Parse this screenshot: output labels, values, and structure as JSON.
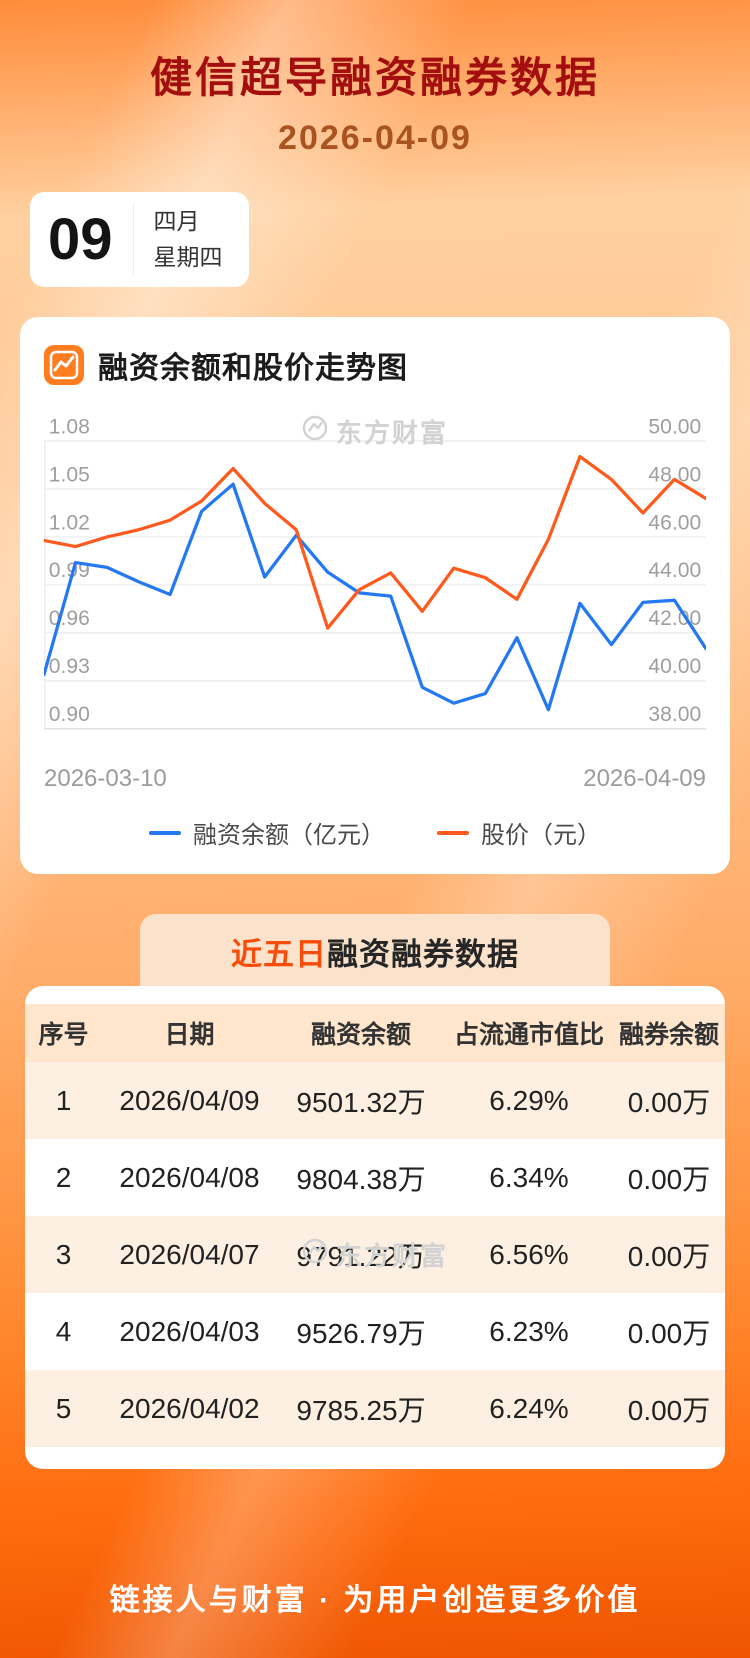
{
  "page": {
    "title": "健信超导融资融券数据",
    "date": "2026-04-09",
    "footer": "链接人与财富 · 为用户创造更多价值"
  },
  "date_badge": {
    "day": "09",
    "month": "四月",
    "weekday": "星期四"
  },
  "icons": {
    "heading": "chart-line-icon",
    "watermark": "eastmoney-logo-icon"
  },
  "colors": {
    "title_red": "#a30f0f",
    "date_brown": "#a85320",
    "financing_line_blue": "#2478f2",
    "price_line_orange": "#ff5a1e",
    "banner_highlight": "#f84c0b",
    "header_icon_orange": "#ff7d1e"
  },
  "chart_card": {
    "heading": "融资余额和股价走势图",
    "watermark": "东方财富",
    "legend": [
      {
        "label": "融资余额（亿元）",
        "color": "#2478f2"
      },
      {
        "label": "股价（元）",
        "color": "#ff5a1e"
      }
    ]
  },
  "chart_data": {
    "type": "line",
    "x_count": 22,
    "x_labels": [
      "2026-03-10",
      "2026-04-09"
    ],
    "left_axis": {
      "ticks": [
        "1.08",
        "1.05",
        "1.02",
        "0.99",
        "0.96",
        "0.93",
        "0.90"
      ],
      "min": 0.9,
      "max": 1.08
    },
    "right_axis": {
      "ticks": [
        "50.00",
        "48.00",
        "46.00",
        "44.00",
        "42.00",
        "40.00",
        "38.00"
      ],
      "min": 38,
      "max": 50
    },
    "series": [
      {
        "name": "融资余额（亿元）",
        "axis": "left",
        "color": "#2478f2",
        "values": [
          0.934,
          1.004,
          1.001,
          0.992,
          0.984,
          1.036,
          1.053,
          0.995,
          1.021,
          0.998,
          0.985,
          0.983,
          0.926,
          0.916,
          0.922,
          0.957,
          0.912,
          0.9785,
          0.9527,
          0.9791,
          0.9804,
          0.9501
        ]
      },
      {
        "name": "股价（元）",
        "axis": "right",
        "color": "#ff5a1e",
        "values": [
          45.85,
          45.6,
          46.0,
          46.3,
          46.7,
          47.5,
          48.85,
          47.4,
          46.3,
          42.2,
          43.8,
          44.5,
          42.9,
          44.7,
          44.3,
          43.4,
          45.9,
          49.35,
          48.4,
          47.0,
          48.4,
          47.6
        ]
      }
    ]
  },
  "table_card": {
    "title_highlight": "近五日",
    "title_rest": "融资融券数据",
    "watermark": "东方财富",
    "columns": [
      "序号",
      "日期",
      "融资余额",
      "占流通市值比",
      "融券余额"
    ],
    "rows": [
      [
        "1",
        "2026/04/09",
        "9501.32万",
        "6.29%",
        "0.00万"
      ],
      [
        "2",
        "2026/04/08",
        "9804.38万",
        "6.34%",
        "0.00万"
      ],
      [
        "3",
        "2026/04/07",
        "9791.22万",
        "6.56%",
        "0.00万"
      ],
      [
        "4",
        "2026/04/03",
        "9526.79万",
        "6.23%",
        "0.00万"
      ],
      [
        "5",
        "2026/04/02",
        "9785.25万",
        "6.24%",
        "0.00万"
      ]
    ]
  }
}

--*--

STATED EXERCISE:
Your copy of the data should match it exactly, except that pictures are left out.

SOLUTION TO THIS PROBLEM:
Parse this screenshot: output labels, values, and structure as JSON.
{
  "page": {
    "title": "健信超导融资融券数据",
    "date": "2026-04-09",
    "footer": "链接人与财富 · 为用户创造更多价值"
  },
  "date_badge": {
    "day": "09",
    "month": "四月",
    "weekday": "星期四"
  },
  "icons": {
    "heading": "chart-line-icon",
    "watermark": "eastmoney-logo-icon"
  },
  "colors": {
    "title_red": "#a30f0f",
    "date_brown": "#a85320",
    "financing_line_blue": "#2478f2",
    "price_line_orange": "#ff5a1e",
    "banner_highlight": "#f84c0b",
    "header_icon_orange": "#ff7d1e"
  },
  "chart_card": {
    "heading": "融资余额和股价走势图",
    "watermark": "东方财富",
    "legend": [
      {
        "label": "融资余额（亿元）",
        "color": "#2478f2"
      },
      {
        "label": "股价（元）",
        "color": "#ff5a1e"
      }
    ]
  },
  "chart_data": {
    "type": "line",
    "x_count": 22,
    "x_labels": [
      "2026-03-10",
      "2026-04-09"
    ],
    "left_axis": {
      "ticks": [
        "1.08",
        "1.05",
        "1.02",
        "0.99",
        "0.96",
        "0.93",
        "0.90"
      ],
      "min": 0.9,
      "max": 1.08
    },
    "right_axis": {
      "ticks": [
        "50.00",
        "48.00",
        "46.00",
        "44.00",
        "42.00",
        "40.00",
        "38.00"
      ],
      "min": 38,
      "max": 50
    },
    "series": [
      {
        "name": "融资余额（亿元）",
        "axis": "left",
        "color": "#2478f2",
        "values": [
          0.934,
          1.004,
          1.001,
          0.992,
          0.984,
          1.036,
          1.053,
          0.995,
          1.021,
          0.998,
          0.985,
          0.983,
          0.926,
          0.916,
          0.922,
          0.957,
          0.912,
          0.9785,
          0.9527,
          0.9791,
          0.9804,
          0.9501
        ]
      },
      {
        "name": "股价（元）",
        "axis": "right",
        "color": "#ff5a1e",
        "values": [
          45.85,
          45.6,
          46.0,
          46.3,
          46.7,
          47.5,
          48.85,
          47.4,
          46.3,
          42.2,
          43.8,
          44.5,
          42.9,
          44.7,
          44.3,
          43.4,
          45.9,
          49.35,
          48.4,
          47.0,
          48.4,
          47.6
        ]
      }
    ]
  },
  "table_card": {
    "title_highlight": "近五日",
    "title_rest": "融资融券数据",
    "watermark": "东方财富",
    "columns": [
      "序号",
      "日期",
      "融资余额",
      "占流通市值比",
      "融券余额"
    ],
    "rows": [
      [
        "1",
        "2026/04/09",
        "9501.32万",
        "6.29%",
        "0.00万"
      ],
      [
        "2",
        "2026/04/08",
        "9804.38万",
        "6.34%",
        "0.00万"
      ],
      [
        "3",
        "2026/04/07",
        "9791.22万",
        "6.56%",
        "0.00万"
      ],
      [
        "4",
        "2026/04/03",
        "9526.79万",
        "6.23%",
        "0.00万"
      ],
      [
        "5",
        "2026/04/02",
        "9785.25万",
        "6.24%",
        "0.00万"
      ]
    ]
  }
}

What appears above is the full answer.